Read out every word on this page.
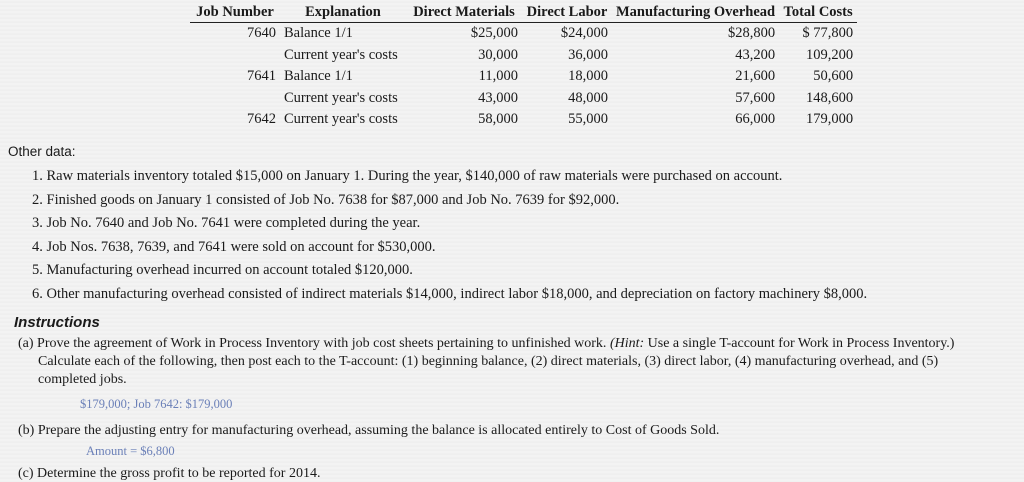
Job Number	Explanation	Direct Materials	Direct Labor	Manufacturing Overhead	Total Costs
7640	Balance 1/1	$25,000	$24,000	$28,800	$ 77,800
	Current year's costs	30,000	36,000	43,200	109,200
7641	Balance 1/1	11,000	18,000	21,600	50,600
	Current year's costs	43,000	48,000	57,600	148,600
7642	Current year's costs	58,000	55,000	66,000	179,000
Other data:
1. Raw materials inventory totaled $15,000 on January 1. During the year, $140,000 of raw materials were purchased on account.
2. Finished goods on January 1 consisted of Job No. 7638 for $87,000 and Job No. 7639 for $92,000.
3. Job No. 7640 and Job No. 7641 were completed during the year.
4. Job Nos. 7638, 7639, and 7641 were sold on account for $530,000.
5. Manufacturing overhead incurred on account totaled $120,000.
6. Other manufacturing overhead consisted of indirect materials $14,000, indirect labor $18,000, and depreciation on factory machinery $8,000.
Instructions
(a) Prove the agreement of Work in Process Inventory with job cost sheets pertaining to unfinished work. (Hint: Use a single T-account for Work in Process Inventory.)
Calculate each of the following, then post each to the T-account: (1) beginning balance, (2) direct materials, (3) direct labor, (4) manufacturing overhead, and (5)
completed jobs.
$179,000; Job 7642: $179,000
(b) Prepare the adjusting entry for manufacturing overhead, assuming the balance is allocated entirely to Cost of Goods Sold.
Amount = $6,800
(c) Determine the gross profit to be reported for 2014.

——

### Given instruction
Reproduce every line exactly and omit all pictures.

### Full output
Read out every word on this page.
Job Number	Explanation	Direct Materials	Direct Labor	Manufacturing Overhead	Total Costs
7640	Balance 1/1	$25,000	$24,000	$28,800	$ 77,800
	Current year's costs	30,000	36,000	43,200	109,200
7641	Balance 1/1	11,000	18,000	21,600	50,600
	Current year's costs	43,000	48,000	57,600	148,600
7642	Current year's costs	58,000	55,000	66,000	179,000
Other data:
1. Raw materials inventory totaled $15,000 on January 1. During the year, $140,000 of raw materials were purchased on account.
2. Finished goods on January 1 consisted of Job No. 7638 for $87,000 and Job No. 7639 for $92,000.
3. Job No. 7640 and Job No. 7641 were completed during the year.
4. Job Nos. 7638, 7639, and 7641 were sold on account for $530,000.
5. Manufacturing overhead incurred on account totaled $120,000.
6. Other manufacturing overhead consisted of indirect materials $14,000, indirect labor $18,000, and depreciation on factory machinery $8,000.
Instructions
(a) Prove the agreement of Work in Process Inventory with job cost sheets pertaining to unfinished work. (Hint: Use a single T-account for Work in Process Inventory.)
Calculate each of the following, then post each to the T-account: (1) beginning balance, (2) direct materials, (3) direct labor, (4) manufacturing overhead, and (5)
completed jobs.
$179,000; Job 7642: $179,000
(b) Prepare the adjusting entry for manufacturing overhead, assuming the balance is allocated entirely to Cost of Goods Sold.
Amount = $6,800
(c) Determine the gross profit to be reported for 2014.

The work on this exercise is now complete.